**Task directions**
Return the records, each one exactly as written.

**Supplied entries**
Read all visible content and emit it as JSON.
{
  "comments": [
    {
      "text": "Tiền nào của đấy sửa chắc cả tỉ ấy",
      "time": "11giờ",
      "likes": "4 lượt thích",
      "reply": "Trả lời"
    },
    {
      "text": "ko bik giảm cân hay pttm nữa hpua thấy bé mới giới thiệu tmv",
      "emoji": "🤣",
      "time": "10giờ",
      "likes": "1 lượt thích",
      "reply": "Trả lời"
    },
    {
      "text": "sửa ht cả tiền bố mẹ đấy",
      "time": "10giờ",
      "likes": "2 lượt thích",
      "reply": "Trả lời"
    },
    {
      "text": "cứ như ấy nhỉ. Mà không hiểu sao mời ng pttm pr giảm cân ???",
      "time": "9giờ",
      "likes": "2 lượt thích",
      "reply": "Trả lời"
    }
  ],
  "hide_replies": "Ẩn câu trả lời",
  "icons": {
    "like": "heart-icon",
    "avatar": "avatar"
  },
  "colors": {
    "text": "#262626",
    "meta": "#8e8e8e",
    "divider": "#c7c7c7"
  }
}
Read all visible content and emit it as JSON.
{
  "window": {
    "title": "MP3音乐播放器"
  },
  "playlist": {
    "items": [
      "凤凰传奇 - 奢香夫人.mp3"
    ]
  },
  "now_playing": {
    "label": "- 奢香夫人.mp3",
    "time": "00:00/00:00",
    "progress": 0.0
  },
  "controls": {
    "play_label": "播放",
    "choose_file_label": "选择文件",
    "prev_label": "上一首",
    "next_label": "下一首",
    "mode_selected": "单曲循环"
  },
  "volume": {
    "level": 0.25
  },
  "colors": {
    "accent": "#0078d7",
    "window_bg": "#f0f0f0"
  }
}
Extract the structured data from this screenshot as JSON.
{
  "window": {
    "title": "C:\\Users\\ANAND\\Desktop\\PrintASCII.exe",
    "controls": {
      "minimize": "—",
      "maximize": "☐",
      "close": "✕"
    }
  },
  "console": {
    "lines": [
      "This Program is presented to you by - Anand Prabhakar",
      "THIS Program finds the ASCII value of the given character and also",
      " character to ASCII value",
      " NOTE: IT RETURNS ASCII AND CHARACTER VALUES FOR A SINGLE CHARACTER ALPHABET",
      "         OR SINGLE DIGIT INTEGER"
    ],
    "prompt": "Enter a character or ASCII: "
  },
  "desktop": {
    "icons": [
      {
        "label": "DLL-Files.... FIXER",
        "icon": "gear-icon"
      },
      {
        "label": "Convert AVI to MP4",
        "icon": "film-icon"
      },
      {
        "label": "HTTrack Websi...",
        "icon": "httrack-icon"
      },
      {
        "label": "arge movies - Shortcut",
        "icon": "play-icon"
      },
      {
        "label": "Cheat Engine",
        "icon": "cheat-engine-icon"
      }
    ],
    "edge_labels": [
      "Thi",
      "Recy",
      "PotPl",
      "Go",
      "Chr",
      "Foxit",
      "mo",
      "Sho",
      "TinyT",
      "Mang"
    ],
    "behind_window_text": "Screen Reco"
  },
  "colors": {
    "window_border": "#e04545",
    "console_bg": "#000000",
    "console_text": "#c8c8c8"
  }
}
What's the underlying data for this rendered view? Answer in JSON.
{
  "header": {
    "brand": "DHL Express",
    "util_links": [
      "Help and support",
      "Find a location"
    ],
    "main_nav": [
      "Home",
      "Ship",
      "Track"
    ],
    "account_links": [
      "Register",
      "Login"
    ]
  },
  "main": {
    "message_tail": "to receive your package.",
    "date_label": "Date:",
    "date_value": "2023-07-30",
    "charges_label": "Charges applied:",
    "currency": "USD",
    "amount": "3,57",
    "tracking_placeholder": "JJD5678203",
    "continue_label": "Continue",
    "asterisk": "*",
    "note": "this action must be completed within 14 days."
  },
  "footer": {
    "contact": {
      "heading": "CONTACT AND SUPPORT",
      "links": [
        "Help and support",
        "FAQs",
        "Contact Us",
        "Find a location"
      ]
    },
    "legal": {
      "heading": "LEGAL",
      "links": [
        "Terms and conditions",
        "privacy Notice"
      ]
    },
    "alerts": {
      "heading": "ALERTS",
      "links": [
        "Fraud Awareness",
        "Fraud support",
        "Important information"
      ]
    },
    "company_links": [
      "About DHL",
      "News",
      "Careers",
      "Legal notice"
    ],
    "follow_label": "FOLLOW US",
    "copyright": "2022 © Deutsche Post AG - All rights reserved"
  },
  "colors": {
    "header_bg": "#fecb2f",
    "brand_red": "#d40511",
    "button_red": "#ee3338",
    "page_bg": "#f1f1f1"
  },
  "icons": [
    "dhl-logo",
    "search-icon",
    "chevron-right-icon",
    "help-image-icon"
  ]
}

**Answer for this exercise**
Read all visible content and emit it as JSON.
{
  "comments": [
    {
      "text": "Tiền nào của đấy sửa chắc cả tỉ ấy",
      "time": "11giờ",
      "likes": "4 lượt thích",
      "reply": "Trả lời"
    },
    {
      "text": "ko bik giảm cân hay pttm nữa hpua thấy bé mới giới thiệu tmv",
      "emoji": "🤣",
      "time": "10giờ",
      "likes": "1 lượt thích",
      "reply": "Trả lời"
    },
    {
      "text": "sửa ht cả tiền bố mẹ đấy",
      "time": "10giờ",
      "likes": "2 lượt thích",
      "reply": "Trả lời"
    },
    {
      "text": "cứ như ấy nhỉ. Mà không hiểu sao mời ng pttm pr giảm cân ???",
      "time": "9giờ",
      "likes": "2 lượt thích",
      "reply": "Trả lời"
    }
  ],
  "hide_replies": "Ẩn câu trả lời",
  "icons": {
    "like": "heart-icon",
    "avatar": "avatar"
  },
  "colors": {
    "text": "#262626",
    "meta": "#8e8e8e",
    "divider": "#c7c7c7"
  }
}
Read all visible content and emit it as JSON.
{
  "window": {
    "title": "MP3音乐播放器"
  },
  "playlist": {
    "items": [
      "凤凰传奇 - 奢香夫人.mp3"
    ]
  },
  "now_playing": {
    "label": "- 奢香夫人.mp3",
    "time": "00:00/00:00",
    "progress": 0.0
  },
  "controls": {
    "play_label": "播放",
    "choose_file_label": "选择文件",
    "prev_label": "上一首",
    "next_label": "下一首",
    "mode_selected": "单曲循环"
  },
  "volume": {
    "level": 0.25
  },
  "colors": {
    "accent": "#0078d7",
    "window_bg": "#f0f0f0"
  }
}
Extract the structured data from this screenshot as JSON.
{
  "window": {
    "title": "C:\\Users\\ANAND\\Desktop\\PrintASCII.exe",
    "controls": {
      "minimize": "—",
      "maximize": "☐",
      "close": "✕"
    }
  },
  "console": {
    "lines": [
      "This Program is presented to you by - Anand Prabhakar",
      "THIS Program finds the ASCII value of the given character and also",
      " character to ASCII value",
      " NOTE: IT RETURNS ASCII AND CHARACTER VALUES FOR A SINGLE CHARACTER ALPHABET",
      "         OR SINGLE DIGIT INTEGER"
    ],
    "prompt": "Enter a character or ASCII: "
  },
  "desktop": {
    "icons": [
      {
        "label": "DLL-Files.... FIXER",
        "icon": "gear-icon"
      },
      {
        "label": "Convert AVI to MP4",
        "icon": "film-icon"
      },
      {
        "label": "HTTrack Websi...",
        "icon": "httrack-icon"
      },
      {
        "label": "arge movies - Shortcut",
        "icon": "play-icon"
      },
      {
        "label": "Cheat Engine",
        "icon": "cheat-engine-icon"
      }
    ],
    "edge_labels": [
      "Thi",
      "Recy",
      "PotPl",
      "Go",
      "Chr",
      "Foxit",
      "mo",
      "Sho",
      "TinyT",
      "Mang"
    ],
    "behind_window_text": "Screen Reco"
  },
  "colors": {
    "window_border": "#e04545",
    "console_bg": "#000000",
    "console_text": "#c8c8c8"
  }
}
What's the underlying data for this rendered view? Answer in JSON.
{
  "header": {
    "brand": "DHL Express",
    "util_links": [
      "Help and support",
      "Find a location"
    ],
    "main_nav": [
      "Home",
      "Ship",
      "Track"
    ],
    "account_links": [
      "Register",
      "Login"
    ]
  },
  "main": {
    "message_tail": "to receive your package.",
    "date_label": "Date:",
    "date_value": "2023-07-30",
    "charges_label": "Charges applied:",
    "currency": "USD",
    "amount": "3,57",
    "tracking_placeholder": "JJD5678203",
    "continue_label": "Continue",
    "asterisk": "*",
    "note": "this action must be completed within 14 days."
  },
  "footer": {
    "contact": {
      "heading": "CONTACT AND SUPPORT",
      "links": [
        "Help and support",
        "FAQs",
        "Contact Us",
        "Find a location"
      ]
    },
    "legal": {
      "heading": "LEGAL",
      "links": [
        "Terms and conditions",
        "privacy Notice"
      ]
    },
    "alerts": {
      "heading": "ALERTS",
      "links": [
        "Fraud Awareness",
        "Fraud support",
        "Important information"
      ]
    },
    "company_links": [
      "About DHL",
      "News",
      "Careers",
      "Legal notice"
    ],
    "follow_label": "FOLLOW US",
    "copyright": "2022 © Deutsche Post AG - All rights reserved"
  },
  "colors": {
    "header_bg": "#fecb2f",
    "brand_red": "#d40511",
    "button_red": "#ee3338",
    "page_bg": "#f1f1f1"
  },
  "icons": [
    "dhl-logo",
    "search-icon",
    "chevron-right-icon",
    "help-image-icon"
  ]
}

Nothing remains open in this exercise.